-- Begin --

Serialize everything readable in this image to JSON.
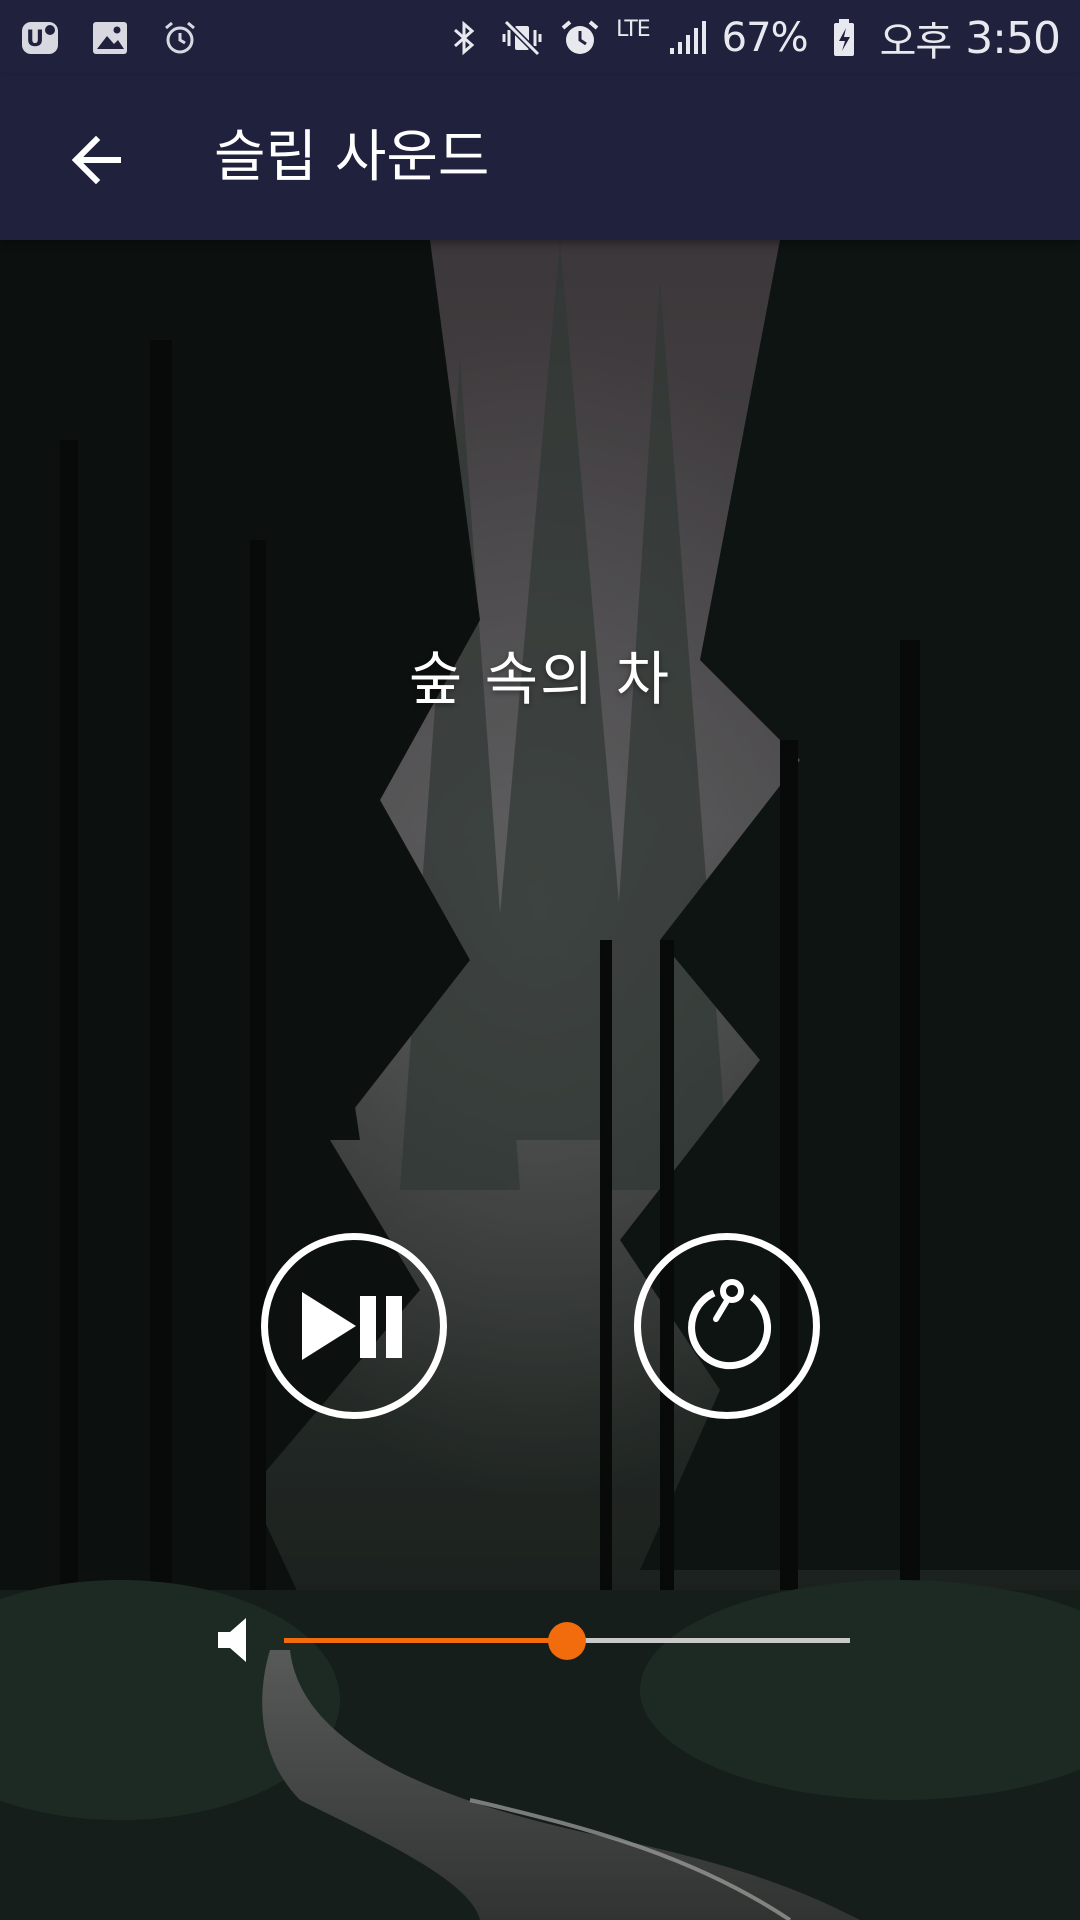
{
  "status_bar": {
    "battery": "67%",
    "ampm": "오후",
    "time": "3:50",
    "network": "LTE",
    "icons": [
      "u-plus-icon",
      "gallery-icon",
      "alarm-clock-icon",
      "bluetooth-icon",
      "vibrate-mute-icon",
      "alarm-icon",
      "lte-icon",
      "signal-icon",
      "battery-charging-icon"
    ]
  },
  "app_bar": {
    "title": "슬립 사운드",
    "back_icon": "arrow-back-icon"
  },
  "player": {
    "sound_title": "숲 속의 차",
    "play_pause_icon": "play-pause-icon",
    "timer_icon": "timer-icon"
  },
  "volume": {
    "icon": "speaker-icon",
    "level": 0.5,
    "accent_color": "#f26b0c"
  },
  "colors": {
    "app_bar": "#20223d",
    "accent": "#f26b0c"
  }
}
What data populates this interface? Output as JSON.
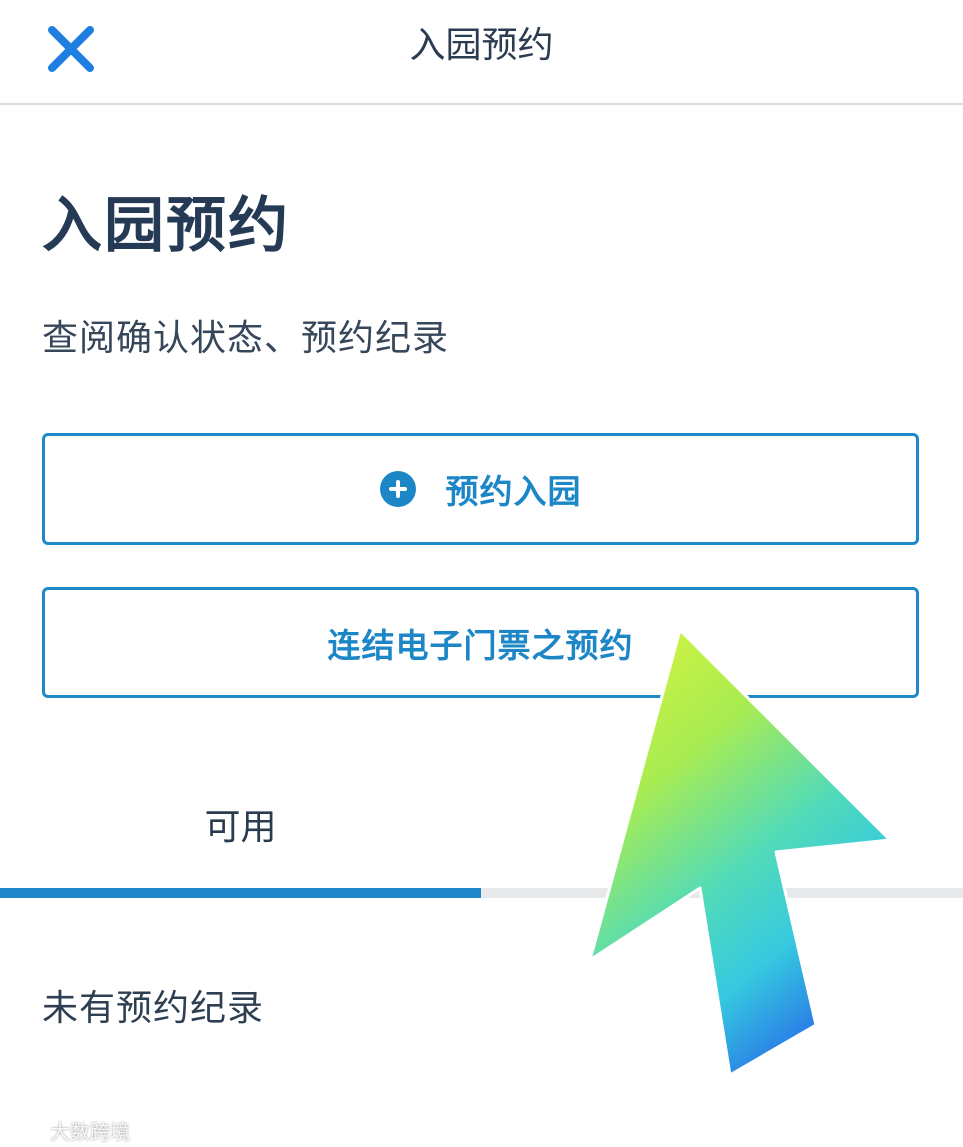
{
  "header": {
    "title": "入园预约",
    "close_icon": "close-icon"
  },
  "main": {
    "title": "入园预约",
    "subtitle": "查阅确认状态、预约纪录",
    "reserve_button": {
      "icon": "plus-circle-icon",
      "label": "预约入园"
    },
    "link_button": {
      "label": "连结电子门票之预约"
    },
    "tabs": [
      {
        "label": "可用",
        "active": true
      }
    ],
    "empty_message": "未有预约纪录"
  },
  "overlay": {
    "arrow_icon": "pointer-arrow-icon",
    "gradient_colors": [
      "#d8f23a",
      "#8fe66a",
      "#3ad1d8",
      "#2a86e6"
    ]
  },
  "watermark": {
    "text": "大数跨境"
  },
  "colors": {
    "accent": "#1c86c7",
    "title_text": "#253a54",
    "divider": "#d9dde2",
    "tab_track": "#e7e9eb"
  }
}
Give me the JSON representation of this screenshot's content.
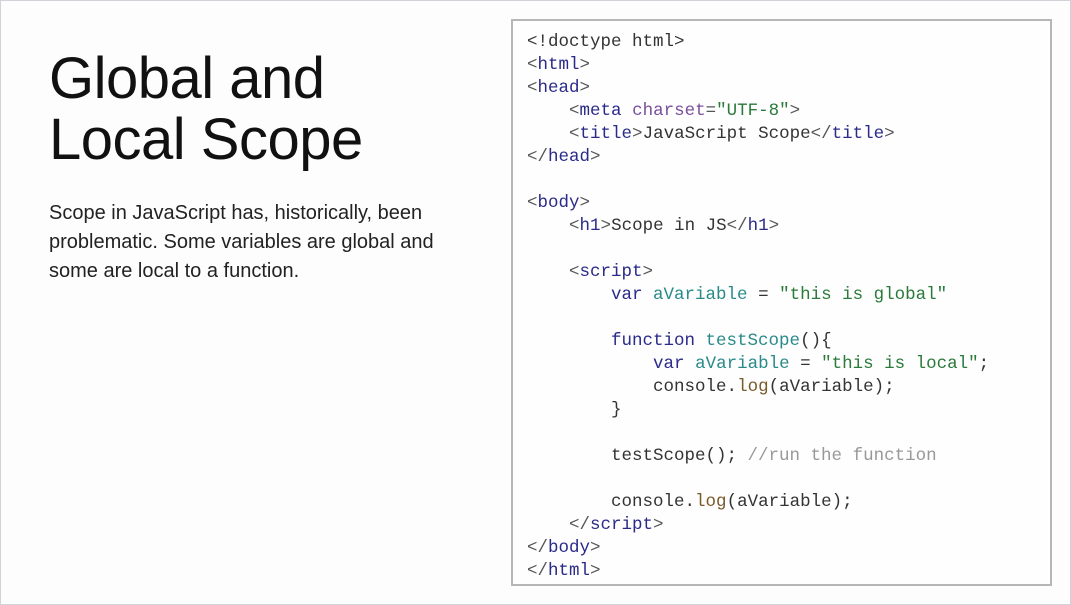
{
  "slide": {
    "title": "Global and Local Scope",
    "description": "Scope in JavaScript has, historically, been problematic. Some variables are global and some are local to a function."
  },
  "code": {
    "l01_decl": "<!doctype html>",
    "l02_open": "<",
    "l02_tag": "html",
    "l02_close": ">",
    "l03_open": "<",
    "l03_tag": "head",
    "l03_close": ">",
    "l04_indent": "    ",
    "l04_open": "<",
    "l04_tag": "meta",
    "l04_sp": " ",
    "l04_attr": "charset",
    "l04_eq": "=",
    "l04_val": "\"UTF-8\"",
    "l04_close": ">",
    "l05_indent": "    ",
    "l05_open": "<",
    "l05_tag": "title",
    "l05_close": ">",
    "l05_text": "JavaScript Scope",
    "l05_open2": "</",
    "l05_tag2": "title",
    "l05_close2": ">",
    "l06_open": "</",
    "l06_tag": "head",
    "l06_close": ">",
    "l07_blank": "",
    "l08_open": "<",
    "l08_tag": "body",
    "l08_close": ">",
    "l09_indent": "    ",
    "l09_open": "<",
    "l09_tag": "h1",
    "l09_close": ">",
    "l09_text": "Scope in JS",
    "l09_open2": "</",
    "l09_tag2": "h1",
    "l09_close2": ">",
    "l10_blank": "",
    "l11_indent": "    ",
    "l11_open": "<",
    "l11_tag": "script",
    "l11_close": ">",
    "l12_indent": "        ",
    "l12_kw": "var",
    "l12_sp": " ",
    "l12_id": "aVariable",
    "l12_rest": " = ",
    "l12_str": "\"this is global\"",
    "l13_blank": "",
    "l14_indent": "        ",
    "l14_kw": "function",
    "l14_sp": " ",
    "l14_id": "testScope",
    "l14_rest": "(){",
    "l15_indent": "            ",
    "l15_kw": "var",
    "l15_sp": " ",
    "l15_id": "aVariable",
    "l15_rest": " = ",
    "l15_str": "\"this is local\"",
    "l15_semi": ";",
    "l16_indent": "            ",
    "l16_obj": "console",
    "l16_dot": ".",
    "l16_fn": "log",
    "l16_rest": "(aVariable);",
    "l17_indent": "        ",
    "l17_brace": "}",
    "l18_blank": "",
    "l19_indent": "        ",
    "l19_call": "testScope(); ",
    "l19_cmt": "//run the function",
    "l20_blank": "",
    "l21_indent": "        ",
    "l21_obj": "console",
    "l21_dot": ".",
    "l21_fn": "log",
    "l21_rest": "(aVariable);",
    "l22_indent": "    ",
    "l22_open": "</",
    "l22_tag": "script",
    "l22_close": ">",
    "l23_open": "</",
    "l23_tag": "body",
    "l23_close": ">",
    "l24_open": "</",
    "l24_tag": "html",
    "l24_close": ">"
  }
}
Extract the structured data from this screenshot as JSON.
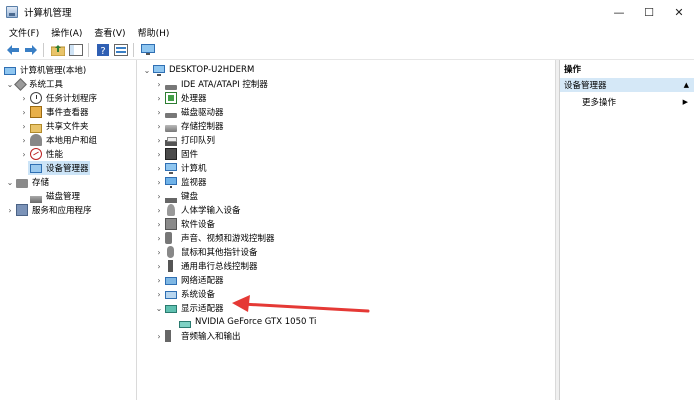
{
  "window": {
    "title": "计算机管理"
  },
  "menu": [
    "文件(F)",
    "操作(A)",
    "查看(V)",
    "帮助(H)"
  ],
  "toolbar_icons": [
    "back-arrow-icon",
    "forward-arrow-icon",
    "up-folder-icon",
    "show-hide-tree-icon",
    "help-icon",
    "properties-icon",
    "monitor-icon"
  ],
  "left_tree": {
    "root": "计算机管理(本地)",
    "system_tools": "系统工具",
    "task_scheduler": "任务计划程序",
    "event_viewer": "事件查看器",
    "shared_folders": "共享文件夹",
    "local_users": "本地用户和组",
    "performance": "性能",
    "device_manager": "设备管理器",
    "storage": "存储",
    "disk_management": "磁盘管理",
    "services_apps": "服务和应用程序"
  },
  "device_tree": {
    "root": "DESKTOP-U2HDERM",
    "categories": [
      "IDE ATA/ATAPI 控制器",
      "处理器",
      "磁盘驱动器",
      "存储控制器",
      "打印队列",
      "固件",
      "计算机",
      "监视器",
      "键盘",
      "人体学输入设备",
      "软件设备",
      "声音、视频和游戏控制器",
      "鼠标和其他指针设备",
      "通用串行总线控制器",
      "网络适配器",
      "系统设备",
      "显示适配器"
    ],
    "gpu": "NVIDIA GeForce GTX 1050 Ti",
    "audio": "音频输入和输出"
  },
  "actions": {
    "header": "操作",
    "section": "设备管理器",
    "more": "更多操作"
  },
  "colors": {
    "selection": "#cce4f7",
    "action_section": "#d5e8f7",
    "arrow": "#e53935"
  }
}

-- End --

> Task details:
Exclude the pictures. Write out the remaining data exactly.

> The output:
Serialize everything readable in this image to JSON.
{
  "status_bar": {
    "battery": "67%",
    "ampm": "오후",
    "time": "3:50",
    "network": "LTE",
    "icons": [
      "u-plus-icon",
      "gallery-icon",
      "alarm-clock-icon",
      "bluetooth-icon",
      "vibrate-mute-icon",
      "alarm-icon",
      "lte-icon",
      "signal-icon",
      "battery-charging-icon"
    ]
  },
  "app_bar": {
    "title": "슬립 사운드",
    "back_icon": "arrow-back-icon"
  },
  "player": {
    "sound_title": "숲 속의 차",
    "play_pause_icon": "play-pause-icon",
    "timer_icon": "timer-icon"
  },
  "volume": {
    "icon": "speaker-icon",
    "level": 0.5,
    "accent_color": "#f26b0c"
  },
  "colors": {
    "app_bar": "#20223d",
    "accent": "#f26b0c"
  }
}
What data populates this interface? Output as JSON.
{
  "header": {
    "title": "入园预约",
    "close_icon": "close-icon"
  },
  "main": {
    "title": "入园预约",
    "subtitle": "查阅确认状态、预约纪录",
    "reserve_button": {
      "icon": "plus-circle-icon",
      "label": "预约入园"
    },
    "link_button": {
      "label": "连结电子门票之预约"
    },
    "tabs": [
      {
        "label": "可用",
        "active": true
      }
    ],
    "empty_message": "未有预约纪录"
  },
  "overlay": {
    "arrow_icon": "pointer-arrow-icon",
    "gradient_colors": [
      "#d8f23a",
      "#8fe66a",
      "#3ad1d8",
      "#2a86e6"
    ]
  },
  "watermark": {
    "text": "大数跨境"
  },
  "colors": {
    "accent": "#1c86c7",
    "title_text": "#253a54",
    "divider": "#d9dde2",
    "tab_track": "#e7e9eb"
  }
}
Give me the JSON representation of this screenshot's content.
{
  "slide": {
    "title": "Global and Local Scope",
    "description": "Scope in JavaScript has, historically, been problematic. Some variables are global and some are local to a function."
  },
  "code": {
    "l01_decl": "<!doctype html>",
    "l02_open": "<",
    "l02_tag": "html",
    "l02_close": ">",
    "l03_open": "<",
    "l03_tag": "head",
    "l03_close": ">",
    "l04_indent": "    ",
    "l04_open": "<",
    "l04_tag": "meta",
    "l04_sp": " ",
    "l04_attr": "charset",
    "l04_eq": "=",
    "l04_val": "\"UTF-8\"",
    "l04_close": ">",
    "l05_indent": "    ",
    "l05_open": "<",
    "l05_tag": "title",
    "l05_close": ">",
    "l05_text": "JavaScript Scope",
    "l05_open2": "</",
    "l05_tag2": "title",
    "l05_close2": ">",
    "l06_open": "</",
    "l06_tag": "head",
    "l06_close": ">",
    "l07_blank": "",
    "l08_open": "<",
    "l08_tag": "body",
    "l08_close": ">",
    "l09_indent": "    ",
    "l09_open": "<",
    "l09_tag": "h1",
    "l09_close": ">",
    "l09_text": "Scope in JS",
    "l09_open2": "</",
    "l09_tag2": "h1",
    "l09_close2": ">",
    "l10_blank": "",
    "l11_indent": "    ",
    "l11_open": "<",
    "l11_tag": "script",
    "l11_close": ">",
    "l12_indent": "        ",
    "l12_kw": "var",
    "l12_sp": " ",
    "l12_id": "aVariable",
    "l12_rest": " = ",
    "l12_str": "\"this is global\"",
    "l13_blank": "",
    "l14_indent": "        ",
    "l14_kw": "function",
    "l14_sp": " ",
    "l14_id": "testScope",
    "l14_rest": "(){",
    "l15_indent": "            ",
    "l15_kw": "var",
    "l15_sp": " ",
    "l15_id": "aVariable",
    "l15_rest": " = ",
    "l15_str": "\"this is local\"",
    "l15_semi": ";",
    "l16_indent": "            ",
    "l16_obj": "console",
    "l16_dot": ".",
    "l16_fn": "log",
    "l16_rest": "(aVariable);",
    "l17_indent": "        ",
    "l17_brace": "}",
    "l18_blank": "",
    "l19_indent": "        ",
    "l19_call": "testScope(); ",
    "l19_cmt": "//run the function",
    "l20_blank": "",
    "l21_indent": "        ",
    "l21_obj": "console",
    "l21_dot": ".",
    "l21_fn": "log",
    "l21_rest": "(aVariable);",
    "l22_indent": "    ",
    "l22_open": "</",
    "l22_tag": "script",
    "l22_close": ">",
    "l23_open": "</",
    "l23_tag": "body",
    "l23_close": ">",
    "l24_open": "</",
    "l24_tag": "html",
    "l24_close": ">"
  }
}
Extract the structured data from this screenshot as JSON.
{
  "window": {
    "title": "计算机管理"
  },
  "menu": [
    "文件(F)",
    "操作(A)",
    "查看(V)",
    "帮助(H)"
  ],
  "toolbar_icons": [
    "back-arrow-icon",
    "forward-arrow-icon",
    "up-folder-icon",
    "show-hide-tree-icon",
    "help-icon",
    "properties-icon",
    "monitor-icon"
  ],
  "left_tree": {
    "root": "计算机管理(本地)",
    "system_tools": "系统工具",
    "task_scheduler": "任务计划程序",
    "event_viewer": "事件查看器",
    "shared_folders": "共享文件夹",
    "local_users": "本地用户和组",
    "performance": "性能",
    "device_manager": "设备管理器",
    "storage": "存储",
    "disk_management": "磁盘管理",
    "services_apps": "服务和应用程序"
  },
  "device_tree": {
    "root": "DESKTOP-U2HDERM",
    "categories": [
      "IDE ATA/ATAPI 控制器",
      "处理器",
      "磁盘驱动器",
      "存储控制器",
      "打印队列",
      "固件",
      "计算机",
      "监视器",
      "键盘",
      "人体学输入设备",
      "软件设备",
      "声音、视频和游戏控制器",
      "鼠标和其他指针设备",
      "通用串行总线控制器",
      "网络适配器",
      "系统设备",
      "显示适配器"
    ],
    "gpu": "NVIDIA GeForce GTX 1050 Ti",
    "audio": "音频输入和输出"
  },
  "actions": {
    "header": "操作",
    "section": "设备管理器",
    "more": "更多操作"
  },
  "colors": {
    "selection": "#cce4f7",
    "action_section": "#d5e8f7",
    "arrow": "#e53935"
  }
}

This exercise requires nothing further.